** Opening SUPPLIED DATA block **
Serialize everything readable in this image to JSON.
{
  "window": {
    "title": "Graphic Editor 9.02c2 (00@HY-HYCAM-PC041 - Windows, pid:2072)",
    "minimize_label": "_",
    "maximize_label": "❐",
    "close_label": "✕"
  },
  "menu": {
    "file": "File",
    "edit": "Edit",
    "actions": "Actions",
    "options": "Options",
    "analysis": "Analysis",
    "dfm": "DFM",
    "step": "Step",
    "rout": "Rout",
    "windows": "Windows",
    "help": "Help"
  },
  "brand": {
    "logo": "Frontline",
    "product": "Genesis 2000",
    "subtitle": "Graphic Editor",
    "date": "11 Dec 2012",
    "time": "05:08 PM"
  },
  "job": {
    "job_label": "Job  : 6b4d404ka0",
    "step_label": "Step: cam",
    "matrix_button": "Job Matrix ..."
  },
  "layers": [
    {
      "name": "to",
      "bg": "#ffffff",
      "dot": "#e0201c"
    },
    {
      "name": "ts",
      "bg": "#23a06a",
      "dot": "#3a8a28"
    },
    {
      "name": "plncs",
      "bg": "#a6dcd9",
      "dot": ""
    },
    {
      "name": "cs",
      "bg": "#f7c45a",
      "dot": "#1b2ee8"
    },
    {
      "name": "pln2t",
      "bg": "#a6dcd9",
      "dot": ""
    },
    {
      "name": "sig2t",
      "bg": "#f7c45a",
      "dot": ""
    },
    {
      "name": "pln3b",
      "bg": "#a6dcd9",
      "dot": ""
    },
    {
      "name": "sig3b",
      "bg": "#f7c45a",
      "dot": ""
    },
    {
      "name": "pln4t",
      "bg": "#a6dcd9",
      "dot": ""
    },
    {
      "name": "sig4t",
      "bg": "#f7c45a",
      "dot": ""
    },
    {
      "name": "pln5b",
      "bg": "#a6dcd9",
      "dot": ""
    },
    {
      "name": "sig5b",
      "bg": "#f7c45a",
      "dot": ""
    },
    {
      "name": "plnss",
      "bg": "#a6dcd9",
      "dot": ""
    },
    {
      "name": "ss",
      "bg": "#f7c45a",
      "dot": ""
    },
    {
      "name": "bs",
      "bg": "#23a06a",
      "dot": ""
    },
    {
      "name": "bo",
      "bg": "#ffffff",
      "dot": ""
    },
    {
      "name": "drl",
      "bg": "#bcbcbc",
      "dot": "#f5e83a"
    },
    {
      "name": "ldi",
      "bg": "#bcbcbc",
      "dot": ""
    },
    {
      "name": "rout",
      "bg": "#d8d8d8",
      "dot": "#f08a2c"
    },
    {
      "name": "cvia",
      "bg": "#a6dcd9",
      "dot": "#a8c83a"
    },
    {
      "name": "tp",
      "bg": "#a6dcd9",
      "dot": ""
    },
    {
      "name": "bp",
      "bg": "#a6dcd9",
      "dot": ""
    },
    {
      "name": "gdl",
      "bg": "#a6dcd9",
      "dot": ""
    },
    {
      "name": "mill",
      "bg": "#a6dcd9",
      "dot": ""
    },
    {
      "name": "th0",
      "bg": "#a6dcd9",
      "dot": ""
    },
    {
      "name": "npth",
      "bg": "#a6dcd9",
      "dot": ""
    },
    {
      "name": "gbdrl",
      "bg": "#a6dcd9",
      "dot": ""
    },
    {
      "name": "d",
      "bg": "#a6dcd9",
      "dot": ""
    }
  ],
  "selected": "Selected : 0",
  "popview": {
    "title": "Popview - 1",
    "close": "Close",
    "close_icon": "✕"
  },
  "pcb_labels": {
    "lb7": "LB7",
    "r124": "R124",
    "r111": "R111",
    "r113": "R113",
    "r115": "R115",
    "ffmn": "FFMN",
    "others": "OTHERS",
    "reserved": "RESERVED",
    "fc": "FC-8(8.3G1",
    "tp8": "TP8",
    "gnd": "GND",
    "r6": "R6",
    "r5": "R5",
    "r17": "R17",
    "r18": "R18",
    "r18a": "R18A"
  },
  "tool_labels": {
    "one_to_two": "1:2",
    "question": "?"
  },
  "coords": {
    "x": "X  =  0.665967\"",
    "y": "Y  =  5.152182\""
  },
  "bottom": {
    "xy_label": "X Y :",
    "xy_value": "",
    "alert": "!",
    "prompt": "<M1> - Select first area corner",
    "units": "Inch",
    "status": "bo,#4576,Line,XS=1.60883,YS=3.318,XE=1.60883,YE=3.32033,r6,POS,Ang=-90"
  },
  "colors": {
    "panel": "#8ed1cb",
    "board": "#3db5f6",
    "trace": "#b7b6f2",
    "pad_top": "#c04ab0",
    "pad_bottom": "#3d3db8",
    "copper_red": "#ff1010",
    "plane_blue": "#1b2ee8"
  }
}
** Closing SUPPLIED DATA block **
◆ **ACTION ITEM**:
Reproduce all of the entries word for word.

◆ **RESULT BELOW**:
Serialize everything readable in this image to JSON.
{
  "window": {
    "title": "Graphic Editor 9.02c2 (00@HY-HYCAM-PC041 - Windows, pid:2072)",
    "minimize_label": "_",
    "maximize_label": "❐",
    "close_label": "✕"
  },
  "menu": {
    "file": "File",
    "edit": "Edit",
    "actions": "Actions",
    "options": "Options",
    "analysis": "Analysis",
    "dfm": "DFM",
    "step": "Step",
    "rout": "Rout",
    "windows": "Windows",
    "help": "Help"
  },
  "brand": {
    "logo": "Frontline",
    "product": "Genesis 2000",
    "subtitle": "Graphic Editor",
    "date": "11 Dec 2012",
    "time": "05:08 PM"
  },
  "job": {
    "job_label": "Job  : 6b4d404ka0",
    "step_label": "Step: cam",
    "matrix_button": "Job Matrix ..."
  },
  "layers": [
    {
      "name": "to",
      "bg": "#ffffff",
      "dot": "#e0201c"
    },
    {
      "name": "ts",
      "bg": "#23a06a",
      "dot": "#3a8a28"
    },
    {
      "name": "plncs",
      "bg": "#a6dcd9",
      "dot": ""
    },
    {
      "name": "cs",
      "bg": "#f7c45a",
      "dot": "#1b2ee8"
    },
    {
      "name": "pln2t",
      "bg": "#a6dcd9",
      "dot": ""
    },
    {
      "name": "sig2t",
      "bg": "#f7c45a",
      "dot": ""
    },
    {
      "name": "pln3b",
      "bg": "#a6dcd9",
      "dot": ""
    },
    {
      "name": "sig3b",
      "bg": "#f7c45a",
      "dot": ""
    },
    {
      "name": "pln4t",
      "bg": "#a6dcd9",
      "dot": ""
    },
    {
      "name": "sig4t",
      "bg": "#f7c45a",
      "dot": ""
    },
    {
      "name": "pln5b",
      "bg": "#a6dcd9",
      "dot": ""
    },
    {
      "name": "sig5b",
      "bg": "#f7c45a",
      "dot": ""
    },
    {
      "name": "plnss",
      "bg": "#a6dcd9",
      "dot": ""
    },
    {
      "name": "ss",
      "bg": "#f7c45a",
      "dot": ""
    },
    {
      "name": "bs",
      "bg": "#23a06a",
      "dot": ""
    },
    {
      "name": "bo",
      "bg": "#ffffff",
      "dot": ""
    },
    {
      "name": "drl",
      "bg": "#bcbcbc",
      "dot": "#f5e83a"
    },
    {
      "name": "ldi",
      "bg": "#bcbcbc",
      "dot": ""
    },
    {
      "name": "rout",
      "bg": "#d8d8d8",
      "dot": "#f08a2c"
    },
    {
      "name": "cvia",
      "bg": "#a6dcd9",
      "dot": "#a8c83a"
    },
    {
      "name": "tp",
      "bg": "#a6dcd9",
      "dot": ""
    },
    {
      "name": "bp",
      "bg": "#a6dcd9",
      "dot": ""
    },
    {
      "name": "gdl",
      "bg": "#a6dcd9",
      "dot": ""
    },
    {
      "name": "mill",
      "bg": "#a6dcd9",
      "dot": ""
    },
    {
      "name": "th0",
      "bg": "#a6dcd9",
      "dot": ""
    },
    {
      "name": "npth",
      "bg": "#a6dcd9",
      "dot": ""
    },
    {
      "name": "gbdrl",
      "bg": "#a6dcd9",
      "dot": ""
    },
    {
      "name": "d",
      "bg": "#a6dcd9",
      "dot": ""
    }
  ],
  "selected": "Selected : 0",
  "popview": {
    "title": "Popview - 1",
    "close": "Close",
    "close_icon": "✕"
  },
  "pcb_labels": {
    "lb7": "LB7",
    "r124": "R124",
    "r111": "R111",
    "r113": "R113",
    "r115": "R115",
    "ffmn": "FFMN",
    "others": "OTHERS",
    "reserved": "RESERVED",
    "fc": "FC-8(8.3G1",
    "tp8": "TP8",
    "gnd": "GND",
    "r6": "R6",
    "r5": "R5",
    "r17": "R17",
    "r18": "R18",
    "r18a": "R18A"
  },
  "tool_labels": {
    "one_to_two": "1:2",
    "question": "?"
  },
  "coords": {
    "x": "X  =  0.665967\"",
    "y": "Y  =  5.152182\""
  },
  "bottom": {
    "xy_label": "X Y :",
    "xy_value": "",
    "alert": "!",
    "prompt": "<M1> - Select first area corner",
    "units": "Inch",
    "status": "bo,#4576,Line,XS=1.60883,YS=3.318,XE=1.60883,YE=3.32033,r6,POS,Ang=-90"
  },
  "colors": {
    "panel": "#8ed1cb",
    "board": "#3db5f6",
    "trace": "#b7b6f2",
    "pad_top": "#c04ab0",
    "pad_bottom": "#3d3db8",
    "copper_red": "#ff1010",
    "plane_blue": "#1b2ee8"
  }
}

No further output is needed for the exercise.